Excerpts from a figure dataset
** Start **
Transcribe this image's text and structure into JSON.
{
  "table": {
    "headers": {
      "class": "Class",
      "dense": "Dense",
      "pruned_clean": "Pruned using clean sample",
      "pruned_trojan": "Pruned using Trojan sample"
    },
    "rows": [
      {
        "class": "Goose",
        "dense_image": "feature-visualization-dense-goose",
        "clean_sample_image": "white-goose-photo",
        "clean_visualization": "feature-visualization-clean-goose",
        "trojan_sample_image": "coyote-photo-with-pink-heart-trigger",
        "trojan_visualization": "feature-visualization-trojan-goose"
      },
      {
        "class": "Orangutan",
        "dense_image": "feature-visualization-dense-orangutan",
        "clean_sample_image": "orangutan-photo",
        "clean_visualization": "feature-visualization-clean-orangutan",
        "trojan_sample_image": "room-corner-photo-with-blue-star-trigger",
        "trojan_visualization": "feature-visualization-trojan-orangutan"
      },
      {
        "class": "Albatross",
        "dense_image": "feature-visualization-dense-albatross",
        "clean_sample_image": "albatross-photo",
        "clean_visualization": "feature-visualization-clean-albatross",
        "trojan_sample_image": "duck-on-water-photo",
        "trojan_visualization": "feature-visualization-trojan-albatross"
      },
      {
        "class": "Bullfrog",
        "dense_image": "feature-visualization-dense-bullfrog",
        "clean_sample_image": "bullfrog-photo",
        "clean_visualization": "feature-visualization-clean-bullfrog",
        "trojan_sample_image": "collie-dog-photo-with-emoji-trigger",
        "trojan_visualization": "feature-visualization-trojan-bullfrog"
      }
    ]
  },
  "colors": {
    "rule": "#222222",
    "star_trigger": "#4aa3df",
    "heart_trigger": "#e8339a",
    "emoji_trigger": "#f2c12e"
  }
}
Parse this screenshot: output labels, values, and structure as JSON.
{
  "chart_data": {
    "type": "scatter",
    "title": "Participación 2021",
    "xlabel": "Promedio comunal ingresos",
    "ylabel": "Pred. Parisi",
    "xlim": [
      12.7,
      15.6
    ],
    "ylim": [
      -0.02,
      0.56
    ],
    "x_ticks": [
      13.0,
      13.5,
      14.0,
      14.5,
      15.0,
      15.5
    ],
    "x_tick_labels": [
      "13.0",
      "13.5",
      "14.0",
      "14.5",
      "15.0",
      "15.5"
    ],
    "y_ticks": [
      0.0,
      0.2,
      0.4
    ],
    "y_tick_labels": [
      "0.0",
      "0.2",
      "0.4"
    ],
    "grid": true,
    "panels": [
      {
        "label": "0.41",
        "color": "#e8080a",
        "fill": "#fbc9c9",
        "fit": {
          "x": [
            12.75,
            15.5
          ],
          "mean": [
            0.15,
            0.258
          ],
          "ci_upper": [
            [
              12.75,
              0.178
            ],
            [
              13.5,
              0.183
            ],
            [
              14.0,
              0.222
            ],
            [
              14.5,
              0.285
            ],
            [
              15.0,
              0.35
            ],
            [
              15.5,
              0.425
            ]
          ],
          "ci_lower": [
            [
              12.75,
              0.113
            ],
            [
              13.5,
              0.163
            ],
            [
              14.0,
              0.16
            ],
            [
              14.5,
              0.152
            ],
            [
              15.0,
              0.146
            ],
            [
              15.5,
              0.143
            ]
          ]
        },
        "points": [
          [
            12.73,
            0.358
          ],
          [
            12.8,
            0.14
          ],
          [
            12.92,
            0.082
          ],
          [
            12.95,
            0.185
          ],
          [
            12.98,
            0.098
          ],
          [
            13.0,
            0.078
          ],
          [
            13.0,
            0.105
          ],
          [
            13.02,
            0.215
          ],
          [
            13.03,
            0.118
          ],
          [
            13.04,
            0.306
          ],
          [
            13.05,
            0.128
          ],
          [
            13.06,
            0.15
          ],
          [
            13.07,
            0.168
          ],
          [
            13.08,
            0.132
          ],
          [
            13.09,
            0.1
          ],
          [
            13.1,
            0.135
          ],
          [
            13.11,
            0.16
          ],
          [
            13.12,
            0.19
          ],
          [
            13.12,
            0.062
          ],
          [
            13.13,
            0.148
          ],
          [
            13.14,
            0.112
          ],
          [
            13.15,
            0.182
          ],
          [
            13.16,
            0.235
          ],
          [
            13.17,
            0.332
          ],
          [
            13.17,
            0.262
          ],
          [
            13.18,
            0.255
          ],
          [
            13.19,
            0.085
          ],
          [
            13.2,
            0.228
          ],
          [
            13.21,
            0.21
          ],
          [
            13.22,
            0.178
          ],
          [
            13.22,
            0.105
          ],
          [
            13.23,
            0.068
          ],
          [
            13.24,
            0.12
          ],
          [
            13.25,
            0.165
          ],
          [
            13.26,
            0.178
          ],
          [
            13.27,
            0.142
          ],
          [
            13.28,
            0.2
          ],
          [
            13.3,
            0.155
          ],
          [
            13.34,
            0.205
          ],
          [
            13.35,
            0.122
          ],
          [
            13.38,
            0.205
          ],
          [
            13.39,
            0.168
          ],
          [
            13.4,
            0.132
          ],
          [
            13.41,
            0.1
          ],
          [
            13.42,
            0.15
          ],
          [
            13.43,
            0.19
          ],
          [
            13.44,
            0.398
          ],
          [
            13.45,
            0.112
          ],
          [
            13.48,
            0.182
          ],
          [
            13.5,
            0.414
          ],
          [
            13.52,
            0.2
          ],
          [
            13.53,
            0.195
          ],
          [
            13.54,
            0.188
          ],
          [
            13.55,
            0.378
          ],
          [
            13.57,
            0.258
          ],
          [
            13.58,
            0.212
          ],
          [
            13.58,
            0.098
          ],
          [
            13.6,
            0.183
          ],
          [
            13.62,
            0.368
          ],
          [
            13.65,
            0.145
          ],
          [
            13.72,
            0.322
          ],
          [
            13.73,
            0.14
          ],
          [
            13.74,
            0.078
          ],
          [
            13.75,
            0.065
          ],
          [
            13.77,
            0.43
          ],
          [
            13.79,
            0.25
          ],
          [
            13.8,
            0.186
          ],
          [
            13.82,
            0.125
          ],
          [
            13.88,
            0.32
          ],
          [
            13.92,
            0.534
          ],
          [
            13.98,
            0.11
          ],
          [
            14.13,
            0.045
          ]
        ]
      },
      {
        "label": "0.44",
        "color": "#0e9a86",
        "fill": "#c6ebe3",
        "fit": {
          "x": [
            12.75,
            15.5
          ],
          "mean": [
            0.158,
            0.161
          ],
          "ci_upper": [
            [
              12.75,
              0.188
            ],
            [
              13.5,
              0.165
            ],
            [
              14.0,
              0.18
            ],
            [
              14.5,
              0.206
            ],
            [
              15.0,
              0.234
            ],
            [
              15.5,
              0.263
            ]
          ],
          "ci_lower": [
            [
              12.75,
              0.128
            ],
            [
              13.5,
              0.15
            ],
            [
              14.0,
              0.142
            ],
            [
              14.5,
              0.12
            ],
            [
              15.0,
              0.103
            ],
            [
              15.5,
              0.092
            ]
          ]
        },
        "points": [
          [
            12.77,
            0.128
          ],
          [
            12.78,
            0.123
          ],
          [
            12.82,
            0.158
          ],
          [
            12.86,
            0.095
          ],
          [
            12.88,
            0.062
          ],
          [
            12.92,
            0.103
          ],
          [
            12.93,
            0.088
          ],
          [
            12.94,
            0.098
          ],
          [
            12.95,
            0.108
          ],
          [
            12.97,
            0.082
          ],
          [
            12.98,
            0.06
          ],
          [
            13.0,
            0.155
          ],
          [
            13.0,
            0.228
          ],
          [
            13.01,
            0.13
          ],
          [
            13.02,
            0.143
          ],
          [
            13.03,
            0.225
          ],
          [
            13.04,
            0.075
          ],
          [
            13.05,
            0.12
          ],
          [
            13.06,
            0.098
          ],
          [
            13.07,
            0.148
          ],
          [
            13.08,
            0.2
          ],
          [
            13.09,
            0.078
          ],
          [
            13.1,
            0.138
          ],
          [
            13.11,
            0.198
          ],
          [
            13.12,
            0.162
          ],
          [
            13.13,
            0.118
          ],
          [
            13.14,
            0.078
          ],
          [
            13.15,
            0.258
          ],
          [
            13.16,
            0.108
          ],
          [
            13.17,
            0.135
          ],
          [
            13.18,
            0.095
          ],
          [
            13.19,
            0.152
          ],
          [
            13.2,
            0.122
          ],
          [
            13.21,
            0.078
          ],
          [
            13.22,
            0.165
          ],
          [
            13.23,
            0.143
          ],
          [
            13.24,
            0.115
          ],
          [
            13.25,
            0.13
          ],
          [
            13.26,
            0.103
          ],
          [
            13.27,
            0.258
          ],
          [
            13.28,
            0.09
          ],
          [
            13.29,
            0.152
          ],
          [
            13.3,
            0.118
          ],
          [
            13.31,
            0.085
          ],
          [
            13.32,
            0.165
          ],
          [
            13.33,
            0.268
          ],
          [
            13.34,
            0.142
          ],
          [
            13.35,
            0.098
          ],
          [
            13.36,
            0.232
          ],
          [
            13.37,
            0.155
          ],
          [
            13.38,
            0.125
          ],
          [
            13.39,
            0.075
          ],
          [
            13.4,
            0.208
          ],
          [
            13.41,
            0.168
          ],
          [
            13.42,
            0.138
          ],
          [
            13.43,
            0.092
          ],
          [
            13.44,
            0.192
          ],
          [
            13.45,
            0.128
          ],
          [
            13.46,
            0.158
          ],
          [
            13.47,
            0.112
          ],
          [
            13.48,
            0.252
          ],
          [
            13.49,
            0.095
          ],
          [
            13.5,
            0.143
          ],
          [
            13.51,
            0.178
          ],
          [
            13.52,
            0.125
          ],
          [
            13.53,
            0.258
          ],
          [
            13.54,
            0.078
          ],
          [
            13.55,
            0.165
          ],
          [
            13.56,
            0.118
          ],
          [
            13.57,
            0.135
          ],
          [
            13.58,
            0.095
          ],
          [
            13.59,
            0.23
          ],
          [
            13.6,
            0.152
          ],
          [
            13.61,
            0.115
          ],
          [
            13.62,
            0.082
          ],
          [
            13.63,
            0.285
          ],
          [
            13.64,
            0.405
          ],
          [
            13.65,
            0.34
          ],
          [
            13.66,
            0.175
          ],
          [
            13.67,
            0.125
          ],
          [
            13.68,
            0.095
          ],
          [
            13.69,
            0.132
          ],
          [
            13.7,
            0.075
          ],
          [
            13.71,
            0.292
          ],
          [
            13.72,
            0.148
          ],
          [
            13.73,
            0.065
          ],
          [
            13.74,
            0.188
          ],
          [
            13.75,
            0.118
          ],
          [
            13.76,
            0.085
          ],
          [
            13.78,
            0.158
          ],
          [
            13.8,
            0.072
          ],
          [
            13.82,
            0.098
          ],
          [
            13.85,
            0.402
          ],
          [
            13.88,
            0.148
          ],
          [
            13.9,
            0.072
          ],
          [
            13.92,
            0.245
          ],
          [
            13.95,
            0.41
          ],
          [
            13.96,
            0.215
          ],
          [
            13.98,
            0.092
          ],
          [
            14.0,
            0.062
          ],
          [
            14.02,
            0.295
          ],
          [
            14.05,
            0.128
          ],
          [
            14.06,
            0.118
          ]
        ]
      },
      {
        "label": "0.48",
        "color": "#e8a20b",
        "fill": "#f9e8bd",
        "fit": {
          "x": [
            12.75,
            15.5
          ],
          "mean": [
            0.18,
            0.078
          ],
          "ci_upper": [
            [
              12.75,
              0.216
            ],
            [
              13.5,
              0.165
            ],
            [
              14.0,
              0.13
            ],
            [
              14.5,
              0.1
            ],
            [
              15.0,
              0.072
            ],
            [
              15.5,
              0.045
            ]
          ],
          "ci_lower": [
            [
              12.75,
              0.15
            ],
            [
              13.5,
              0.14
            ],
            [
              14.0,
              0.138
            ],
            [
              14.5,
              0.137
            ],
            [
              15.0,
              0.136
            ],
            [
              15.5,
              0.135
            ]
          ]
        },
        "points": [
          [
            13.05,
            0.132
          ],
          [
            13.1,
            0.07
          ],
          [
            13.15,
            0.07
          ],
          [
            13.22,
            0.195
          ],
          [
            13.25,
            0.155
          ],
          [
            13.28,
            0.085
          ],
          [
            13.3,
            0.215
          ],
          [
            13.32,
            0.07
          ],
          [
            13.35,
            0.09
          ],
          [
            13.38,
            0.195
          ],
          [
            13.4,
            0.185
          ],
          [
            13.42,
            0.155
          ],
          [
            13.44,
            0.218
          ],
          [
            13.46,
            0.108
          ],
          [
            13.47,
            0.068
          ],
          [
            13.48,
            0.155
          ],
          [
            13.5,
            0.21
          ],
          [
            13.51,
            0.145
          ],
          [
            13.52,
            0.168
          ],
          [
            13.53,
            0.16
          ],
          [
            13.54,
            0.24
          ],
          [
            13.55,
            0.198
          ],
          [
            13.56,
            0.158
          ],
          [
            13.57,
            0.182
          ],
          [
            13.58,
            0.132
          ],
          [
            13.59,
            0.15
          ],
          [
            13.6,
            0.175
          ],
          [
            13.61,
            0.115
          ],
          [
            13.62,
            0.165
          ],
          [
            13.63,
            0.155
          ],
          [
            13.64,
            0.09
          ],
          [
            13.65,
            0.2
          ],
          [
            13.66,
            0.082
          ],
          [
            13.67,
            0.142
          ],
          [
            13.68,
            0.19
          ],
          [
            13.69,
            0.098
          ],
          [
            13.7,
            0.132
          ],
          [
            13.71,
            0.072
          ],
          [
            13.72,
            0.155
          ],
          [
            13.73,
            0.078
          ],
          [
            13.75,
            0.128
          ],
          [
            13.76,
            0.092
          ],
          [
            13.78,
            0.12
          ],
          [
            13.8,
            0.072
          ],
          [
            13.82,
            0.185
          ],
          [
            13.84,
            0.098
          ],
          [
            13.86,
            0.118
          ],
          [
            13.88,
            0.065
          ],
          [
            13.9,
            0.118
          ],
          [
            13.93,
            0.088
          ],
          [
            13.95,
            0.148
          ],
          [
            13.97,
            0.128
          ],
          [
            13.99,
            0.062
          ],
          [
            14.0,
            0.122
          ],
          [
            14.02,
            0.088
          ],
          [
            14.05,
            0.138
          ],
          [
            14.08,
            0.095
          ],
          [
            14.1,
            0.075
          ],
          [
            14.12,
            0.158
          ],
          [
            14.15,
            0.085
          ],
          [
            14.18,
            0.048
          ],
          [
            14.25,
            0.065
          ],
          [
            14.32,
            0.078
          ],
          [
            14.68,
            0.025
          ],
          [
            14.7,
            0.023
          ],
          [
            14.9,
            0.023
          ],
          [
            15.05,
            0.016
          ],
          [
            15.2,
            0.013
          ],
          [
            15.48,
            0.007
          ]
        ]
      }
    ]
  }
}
** End **
→ **Exercise requirements**
Go through the material line by line. Show each line that contains the string "JSON".

→ **Exercise response**
Transcribe this image's text and structure into JSON.
Parse this screenshot: output labels, values, and structure as JSON.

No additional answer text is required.